**Directive**
Your task is to repeat the lines below exactly, excluding any pictures they contain.

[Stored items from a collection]
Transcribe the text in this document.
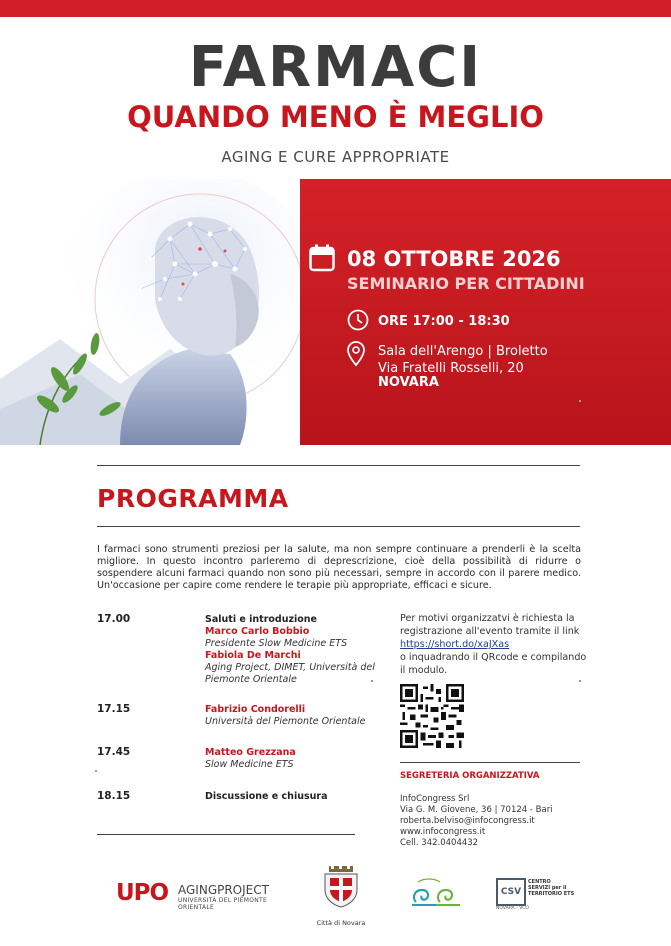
FARMACI
QUANDO MENO È MEGLIO
AGING E CURE APPROPRIATE
08 OTTOBRE 2026
SEMINARIO PER CITTADINI
ORE 17:00 - 18:30
Sala dell'Arengo | Broletto
Via Fratelli Rosselli, 20
NOVARA
PROGRAMMA
I farmaci sono strumenti preziosi per la salute, ma non sempre continuare a prenderli è la scelta migliore. In questo incontro parleremo di deprescrizione, cioè della possibilità di ridurre o sospendere alcuni farmaci quando non sono più necessari, sempre in accordo con il parere medico. Un'occasione per capire come rendere le terapie più appropriate, efficaci e sicure.
17.00	Saluti e introduzione
Marco Carlo Bobbio
Presidente Slow Medicine ETS
Fabiola De Marchi
Aging Project, DIMET, Università del Piemonte Orientale
17.15	Fabrizio Condorelli
Università del Piemonte Orientale
17.45	Matteo Grezzana
Slow Medicine ETS
18.15	Discussione e chiusura
Per motivi organizzatvi è richiesta la registrazione all'evento tramite il link
https://short.do/xaJXas
o inquadrando il QRcode e compilando il modulo.
SEGRETERIA ORGANIZZATIVA
InfoCongress Srl
Via G. M. Giovene, 36 | 70124 - Bari
roberta.belviso@infocongress.it
www.infocongress.it
Cell. 342.0404432
UPO AGINGPROJECT
UNIVERSITÀ DEL PIEMONTE ORIENTALE
Città di Novara
CSV
CENTRO
SERVIZI per il
TERRITORIO ETS
NOVARA - VCO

**Solution below**
Transcribe the text in this document.
FARMACI
QUANDO MENO È MEGLIO
AGING E CURE APPROPRIATE
08 OTTOBRE 2026
SEMINARIO PER CITTADINI
ORE 17:00 - 18:30
Sala dell'Arengo | Broletto
Via Fratelli Rosselli, 20
NOVARA
PROGRAMMA
I farmaci sono strumenti preziosi per la salute, ma non sempre continuare a prenderli è la scelta migliore. In questo incontro parleremo di deprescrizione, cioè della possibilità di ridurre o sospendere alcuni farmaci quando non sono più necessari, sempre in accordo con il parere medico. Un'occasione per capire come rendere le terapie più appropriate, efficaci e sicure.
17.00	Saluti e introduzione
Marco Carlo Bobbio
Presidente Slow Medicine ETS
Fabiola De Marchi
Aging Project, DIMET, Università del Piemonte Orientale
17.15	Fabrizio Condorelli
Università del Piemonte Orientale
17.45	Matteo Grezzana
Slow Medicine ETS
18.15	Discussione e chiusura
Per motivi organizzatvi è richiesta la registrazione all'evento tramite il link
https://short.do/xaJXas
o inquadrando il QRcode e compilando il modulo.
SEGRETERIA ORGANIZZATIVA
InfoCongress Srl
Via G. M. Giovene, 36 | 70124 - Bari
roberta.belviso@infocongress.it
www.infocongress.it
Cell. 342.0404432
UPO AGINGPROJECT
UNIVERSITÀ DEL PIEMONTE ORIENTALE
Città di Novara
CSV
CENTRO
SERVIZI per il
TERRITORIO ETS
NOVARA - VCO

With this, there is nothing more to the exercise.